### Records supplied ###

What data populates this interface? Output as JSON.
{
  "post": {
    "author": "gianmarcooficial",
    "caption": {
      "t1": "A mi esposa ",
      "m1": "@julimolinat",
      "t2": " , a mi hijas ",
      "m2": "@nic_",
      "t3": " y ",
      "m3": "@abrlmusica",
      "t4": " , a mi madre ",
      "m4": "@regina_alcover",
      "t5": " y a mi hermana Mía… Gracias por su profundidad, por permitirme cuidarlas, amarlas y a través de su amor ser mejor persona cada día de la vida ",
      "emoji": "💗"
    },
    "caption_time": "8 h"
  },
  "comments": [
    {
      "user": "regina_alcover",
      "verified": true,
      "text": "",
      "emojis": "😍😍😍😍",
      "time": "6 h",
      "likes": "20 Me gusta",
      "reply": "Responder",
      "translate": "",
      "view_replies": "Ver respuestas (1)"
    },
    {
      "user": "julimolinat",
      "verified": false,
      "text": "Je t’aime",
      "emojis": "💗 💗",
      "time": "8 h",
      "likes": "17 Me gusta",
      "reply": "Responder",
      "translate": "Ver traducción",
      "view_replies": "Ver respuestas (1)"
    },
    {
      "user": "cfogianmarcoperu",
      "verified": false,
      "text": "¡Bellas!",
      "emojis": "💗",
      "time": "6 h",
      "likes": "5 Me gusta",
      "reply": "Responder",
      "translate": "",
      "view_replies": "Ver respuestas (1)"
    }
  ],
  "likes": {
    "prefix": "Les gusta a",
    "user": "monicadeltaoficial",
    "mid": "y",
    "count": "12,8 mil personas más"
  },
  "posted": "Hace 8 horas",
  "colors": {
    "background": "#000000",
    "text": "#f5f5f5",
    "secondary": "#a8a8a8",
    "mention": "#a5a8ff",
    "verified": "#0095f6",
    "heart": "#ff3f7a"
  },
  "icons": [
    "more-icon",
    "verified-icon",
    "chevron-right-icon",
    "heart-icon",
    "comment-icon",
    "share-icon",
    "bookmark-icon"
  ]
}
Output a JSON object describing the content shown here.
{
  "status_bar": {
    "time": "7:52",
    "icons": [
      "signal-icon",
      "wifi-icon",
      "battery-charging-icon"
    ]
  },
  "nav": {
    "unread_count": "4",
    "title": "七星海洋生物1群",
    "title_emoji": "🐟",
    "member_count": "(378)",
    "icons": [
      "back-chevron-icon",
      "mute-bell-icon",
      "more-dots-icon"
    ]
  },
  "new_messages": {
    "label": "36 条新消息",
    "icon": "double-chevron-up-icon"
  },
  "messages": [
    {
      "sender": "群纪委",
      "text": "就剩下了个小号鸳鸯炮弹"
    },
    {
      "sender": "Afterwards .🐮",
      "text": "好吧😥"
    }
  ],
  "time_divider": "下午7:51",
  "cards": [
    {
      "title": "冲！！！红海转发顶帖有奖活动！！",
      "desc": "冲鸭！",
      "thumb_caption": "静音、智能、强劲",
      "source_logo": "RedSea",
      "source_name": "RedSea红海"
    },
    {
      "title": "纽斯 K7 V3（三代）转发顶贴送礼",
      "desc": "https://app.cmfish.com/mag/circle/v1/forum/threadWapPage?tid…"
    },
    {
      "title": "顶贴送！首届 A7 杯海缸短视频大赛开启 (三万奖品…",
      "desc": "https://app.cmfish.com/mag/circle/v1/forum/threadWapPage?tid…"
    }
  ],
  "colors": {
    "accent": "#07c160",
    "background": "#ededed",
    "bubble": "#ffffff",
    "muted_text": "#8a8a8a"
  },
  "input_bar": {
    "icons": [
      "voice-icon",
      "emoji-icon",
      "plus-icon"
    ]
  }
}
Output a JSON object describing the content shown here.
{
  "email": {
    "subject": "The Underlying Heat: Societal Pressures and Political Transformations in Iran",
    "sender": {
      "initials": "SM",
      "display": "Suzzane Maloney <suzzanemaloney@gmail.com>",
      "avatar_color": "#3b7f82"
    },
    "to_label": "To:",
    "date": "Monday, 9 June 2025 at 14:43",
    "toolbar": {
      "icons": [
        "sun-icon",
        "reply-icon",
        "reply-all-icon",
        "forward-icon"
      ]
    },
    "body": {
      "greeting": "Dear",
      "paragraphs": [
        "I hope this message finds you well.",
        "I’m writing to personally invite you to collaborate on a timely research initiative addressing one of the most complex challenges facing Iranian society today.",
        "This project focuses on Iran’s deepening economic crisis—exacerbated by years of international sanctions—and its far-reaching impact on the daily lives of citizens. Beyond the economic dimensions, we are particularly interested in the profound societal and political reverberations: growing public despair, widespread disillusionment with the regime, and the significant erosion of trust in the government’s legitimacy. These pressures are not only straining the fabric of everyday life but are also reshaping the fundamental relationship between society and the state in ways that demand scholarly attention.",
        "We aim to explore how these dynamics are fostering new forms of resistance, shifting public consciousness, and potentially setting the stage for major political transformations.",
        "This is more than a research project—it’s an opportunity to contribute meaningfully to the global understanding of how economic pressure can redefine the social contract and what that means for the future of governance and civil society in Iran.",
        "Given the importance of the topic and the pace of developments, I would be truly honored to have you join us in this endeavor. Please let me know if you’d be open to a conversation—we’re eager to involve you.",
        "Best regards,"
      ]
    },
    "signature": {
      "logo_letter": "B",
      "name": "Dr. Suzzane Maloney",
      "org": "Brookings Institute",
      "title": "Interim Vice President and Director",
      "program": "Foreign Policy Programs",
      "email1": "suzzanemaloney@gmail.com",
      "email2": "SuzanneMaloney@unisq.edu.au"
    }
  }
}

###

### Direction
Every entry must be retyped in full, exactly as given.

### The answer
What data populates this interface? Output as JSON.
{
  "post": {
    "author": "gianmarcooficial",
    "caption": {
      "t1": "A mi esposa ",
      "m1": "@julimolinat",
      "t2": " , a mi hijas ",
      "m2": "@nic_",
      "t3": " y ",
      "m3": "@abrlmusica",
      "t4": " , a mi madre ",
      "m4": "@regina_alcover",
      "t5": " y a mi hermana Mía… Gracias por su profundidad, por permitirme cuidarlas, amarlas y a través de su amor ser mejor persona cada día de la vida ",
      "emoji": "💗"
    },
    "caption_time": "8 h"
  },
  "comments": [
    {
      "user": "regina_alcover",
      "verified": true,
      "text": "",
      "emojis": "😍😍😍😍",
      "time": "6 h",
      "likes": "20 Me gusta",
      "reply": "Responder",
      "translate": "",
      "view_replies": "Ver respuestas (1)"
    },
    {
      "user": "julimolinat",
      "verified": false,
      "text": "Je t’aime",
      "emojis": "💗 💗",
      "time": "8 h",
      "likes": "17 Me gusta",
      "reply": "Responder",
      "translate": "Ver traducción",
      "view_replies": "Ver respuestas (1)"
    },
    {
      "user": "cfogianmarcoperu",
      "verified": false,
      "text": "¡Bellas!",
      "emojis": "💗",
      "time": "6 h",
      "likes": "5 Me gusta",
      "reply": "Responder",
      "translate": "",
      "view_replies": "Ver respuestas (1)"
    }
  ],
  "likes": {
    "prefix": "Les gusta a",
    "user": "monicadeltaoficial",
    "mid": "y",
    "count": "12,8 mil personas más"
  },
  "posted": "Hace 8 horas",
  "colors": {
    "background": "#000000",
    "text": "#f5f5f5",
    "secondary": "#a8a8a8",
    "mention": "#a5a8ff",
    "verified": "#0095f6",
    "heart": "#ff3f7a"
  },
  "icons": [
    "more-icon",
    "verified-icon",
    "chevron-right-icon",
    "heart-icon",
    "comment-icon",
    "share-icon",
    "bookmark-icon"
  ]
}
Output a JSON object describing the content shown here.
{
  "status_bar": {
    "time": "7:52",
    "icons": [
      "signal-icon",
      "wifi-icon",
      "battery-charging-icon"
    ]
  },
  "nav": {
    "unread_count": "4",
    "title": "七星海洋生物1群",
    "title_emoji": "🐟",
    "member_count": "(378)",
    "icons": [
      "back-chevron-icon",
      "mute-bell-icon",
      "more-dots-icon"
    ]
  },
  "new_messages": {
    "label": "36 条新消息",
    "icon": "double-chevron-up-icon"
  },
  "messages": [
    {
      "sender": "群纪委",
      "text": "就剩下了个小号鸳鸯炮弹"
    },
    {
      "sender": "Afterwards .🐮",
      "text": "好吧😥"
    }
  ],
  "time_divider": "下午7:51",
  "cards": [
    {
      "title": "冲！！！红海转发顶帖有奖活动！！",
      "desc": "冲鸭！",
      "thumb_caption": "静音、智能、强劲",
      "source_logo": "RedSea",
      "source_name": "RedSea红海"
    },
    {
      "title": "纽斯 K7 V3（三代）转发顶贴送礼",
      "desc": "https://app.cmfish.com/mag/circle/v1/forum/threadWapPage?tid…"
    },
    {
      "title": "顶贴送！首届 A7 杯海缸短视频大赛开启 (三万奖品…",
      "desc": "https://app.cmfish.com/mag/circle/v1/forum/threadWapPage?tid…"
    }
  ],
  "colors": {
    "accent": "#07c160",
    "background": "#ededed",
    "bubble": "#ffffff",
    "muted_text": "#8a8a8a"
  },
  "input_bar": {
    "icons": [
      "voice-icon",
      "emoji-icon",
      "plus-icon"
    ]
  }
}
Output a JSON object describing the content shown here.
{
  "email": {
    "subject": "The Underlying Heat: Societal Pressures and Political Transformations in Iran",
    "sender": {
      "initials": "SM",
      "display": "Suzzane Maloney <suzzanemaloney@gmail.com>",
      "avatar_color": "#3b7f82"
    },
    "to_label": "To:",
    "date": "Monday, 9 June 2025 at 14:43",
    "toolbar": {
      "icons": [
        "sun-icon",
        "reply-icon",
        "reply-all-icon",
        "forward-icon"
      ]
    },
    "body": {
      "greeting": "Dear",
      "paragraphs": [
        "I hope this message finds you well.",
        "I’m writing to personally invite you to collaborate on a timely research initiative addressing one of the most complex challenges facing Iranian society today.",
        "This project focuses on Iran’s deepening economic crisis—exacerbated by years of international sanctions—and its far-reaching impact on the daily lives of citizens. Beyond the economic dimensions, we are particularly interested in the profound societal and political reverberations: growing public despair, widespread disillusionment with the regime, and the significant erosion of trust in the government’s legitimacy. These pressures are not only straining the fabric of everyday life but are also reshaping the fundamental relationship between society and the state in ways that demand scholarly attention.",
        "We aim to explore how these dynamics are fostering new forms of resistance, shifting public consciousness, and potentially setting the stage for major political transformations.",
        "This is more than a research project—it’s an opportunity to contribute meaningfully to the global understanding of how economic pressure can redefine the social contract and what that means for the future of governance and civil society in Iran.",
        "Given the importance of the topic and the pace of developments, I would be truly honored to have you join us in this endeavor. Please let me know if you’d be open to a conversation—we’re eager to involve you.",
        "Best regards,"
      ]
    },
    "signature": {
      "logo_letter": "B",
      "name": "Dr. Suzzane Maloney",
      "org": "Brookings Institute",
      "title": "Interim Vice President and Director",
      "program": "Foreign Policy Programs",
      "email1": "suzzanemaloney@gmail.com",
      "email2": "SuzanneMaloney@unisq.edu.au"
    }
  }
}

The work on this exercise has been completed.